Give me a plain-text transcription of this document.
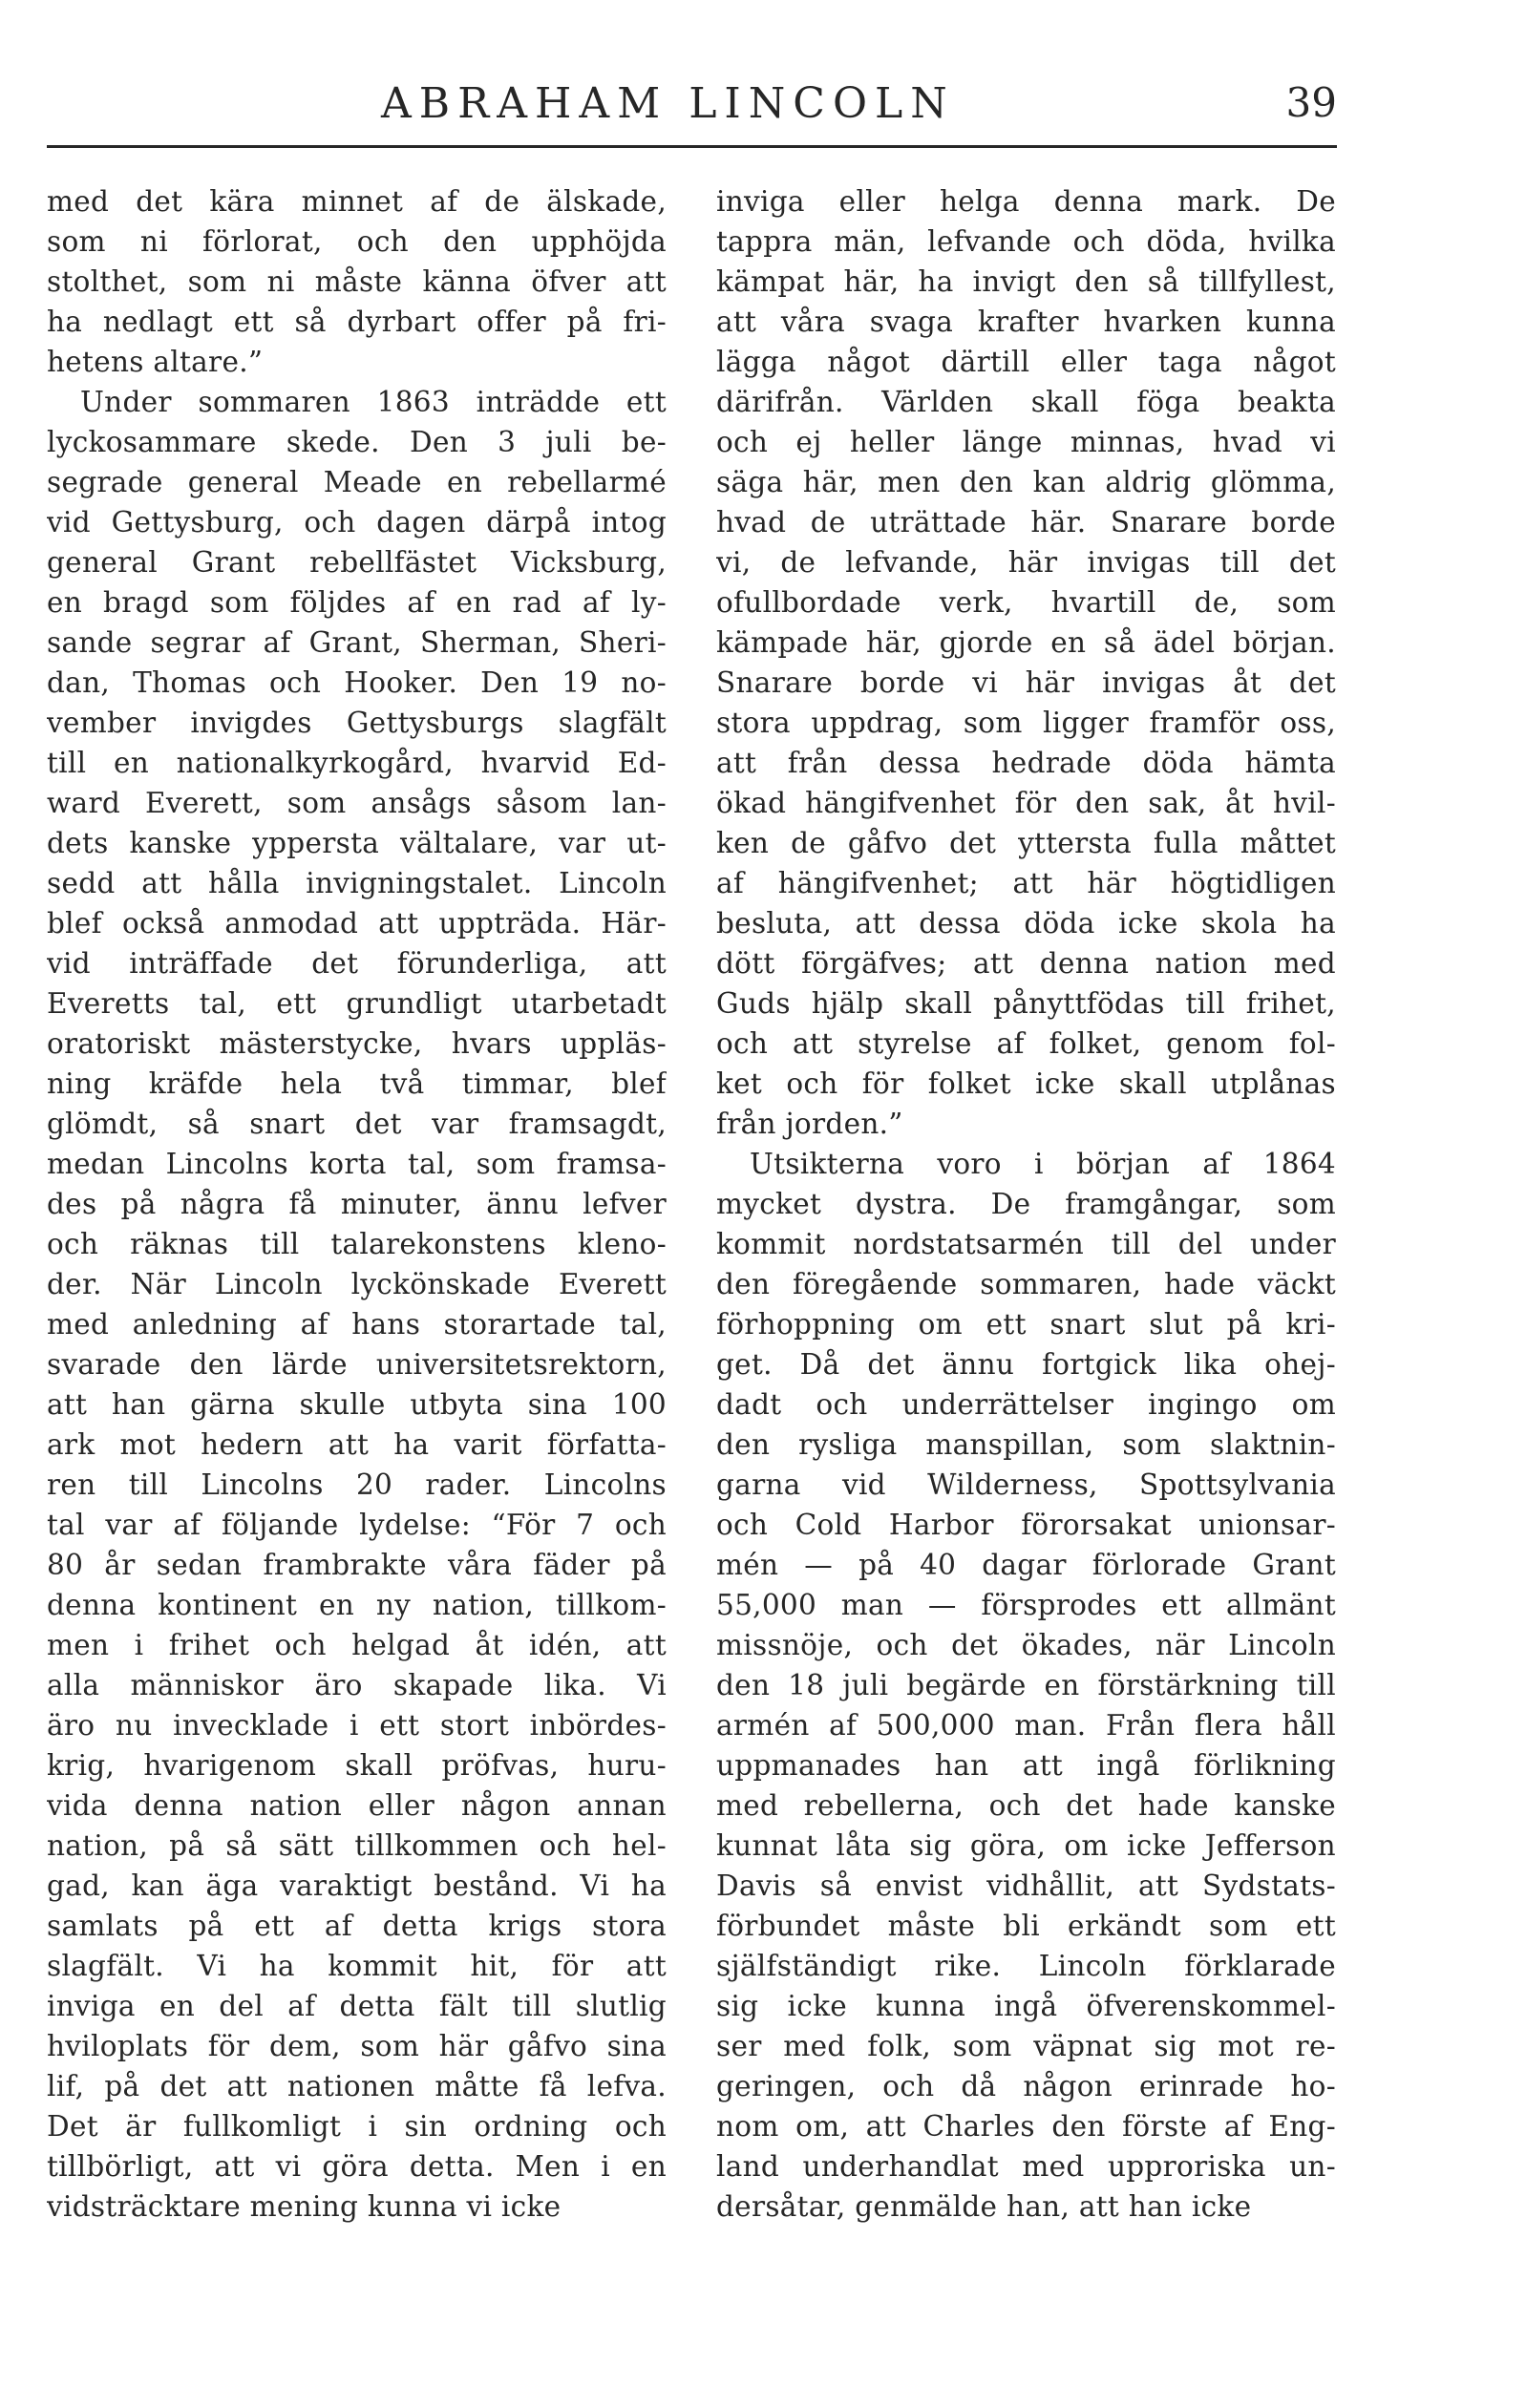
ABRAHAM LINCOLN	39
med det kära minnet af de älskade,
som ni förlorat, och den upphöjda
stolthet, som ni måste känna öfver att
ha nedlagt ett så dyrbart offer på fri-
hetens altare.”
Under sommaren 1863 inträdde ett
lyckosammare skede. Den 3 juli be-
segrade general Meade en rebellarmé
vid Gettysburg, och dagen därpå intog
general Grant rebellfästet Vicksburg,
en bragd som följdes af en rad af ly-
sande segrar af Grant, Sherman, Sheri-
dan, Thomas och Hooker. Den 19 no-
vember invigdes Gettysburgs slagfält
till en nationalkyrkogård, hvarvid Ed-
ward Everett, som ansågs såsom lan-
dets kanske yppersta vältalare, var ut-
sedd att hålla invigningstalet. Lincoln
blef också anmodad att uppträda. Här-
vid inträffade det förunderliga, att
Everetts tal, ett grundligt utarbetadt
oratoriskt mästerstycke, hvars uppläs-
ning kräfde hela två timmar, blef
glömdt, så snart det var framsagdt,
medan Lincolns korta tal, som framsa-
des på några få minuter, ännu lefver
och räknas till talarekonstens kleno-
der. När Lincoln lyckönskade Everett
med anledning af hans storartade tal,
svarade den lärde universitetsrektorn,
att han gärna skulle utbyta sina 100
ark mot hedern att ha varit författa-
ren till Lincolns 20 rader. Lincolns
tal var af följande lydelse: “För 7 och
80 år sedan frambrakte våra fäder på
denna kontinent en ny nation, tillkom-
men i frihet och helgad åt idén, att
alla människor äro skapade lika. Vi
äro nu invecklade i ett stort inbördes-
krig, hvarigenom skall pröfvas, huru-
vida denna nation eller någon annan
nation, på så sätt tillkommen och hel-
gad, kan äga varaktigt bestånd. Vi ha
samlats på ett af detta krigs stora
slagfält. Vi ha kommit hit, för att
inviga en del af detta fält till slutlig
hviloplats för dem, som här gåfvo sina
lif, på det att nationen måtte få lefva.
Det är fullkomligt i sin ordning och
tillbörligt, att vi göra detta. Men i en
vidsträcktare mening kunna vi icke
inviga eller helga denna mark. De
tappra män, lefvande och döda, hvilka
kämpat här, ha invigt den så tillfyllest,
att våra svaga krafter hvarken kunna
lägga något därtill eller taga något
därifrån. Världen skall föga beakta
och ej heller länge minnas, hvad vi
säga här, men den kan aldrig glömma,
hvad de uträttade här. Snarare borde
vi, de lefvande, här invigas till det
ofullbordade verk, hvartill de, som
kämpade här, gjorde en så ädel början.
Snarare borde vi här invigas åt det
stora uppdrag, som ligger framför oss,
att från dessa hedrade döda hämta
ökad hängifvenhet för den sak, åt hvil-
ken de gåfvo det yttersta fulla måttet
af hängifvenhet; att här högtidligen
besluta, att dessa döda icke skola ha
dött förgäfves; att denna nation med
Guds hjälp skall pånyttfödas till frihet,
och att styrelse af folket, genom fol-
ket och för folket icke skall utplånas
från jorden.”
Utsikterna voro i början af 1864
mycket dystra. De framgångar, som
kommit nordstatsarmén till del under
den föregående sommaren, hade väckt
förhoppning om ett snart slut på kri-
get. Då det ännu fortgick lika ohej-
dadt och underrättelser ingingo om
den rysliga manspillan, som slaktnin-
garna vid Wilderness, Spottsylvania
och Cold Harbor förorsakat unionsar-
mén — på 40 dagar förlorade Grant
55,000 man — försprodes ett allmänt
missnöje, och det ökades, när Lincoln
den 18 juli begärde en förstärkning till
armén af 500,000 man. Från flera håll
uppmanades han att ingå förlikning
med rebellerna, och det hade kanske
kunnat låta sig göra, om icke Jefferson
Davis så envist vidhållit, att Sydstats-
förbundet måste bli erkändt som ett
själfständigt rike. Lincoln förklarade
sig icke kunna ingå öfverenskommel-
ser med folk, som väpnat sig mot re-
geringen, och då någon erinrade ho-
nom om, att Charles den förste af Eng-
land underhandlat med upproriska un-
dersåtar, genmälde han, att han icke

-------------------------

Copy out, from the material above, each line in which the string "någon" is found.

### Exercise answer
vida denna nation eller någon annan
geringen, och då någon erinrade ho-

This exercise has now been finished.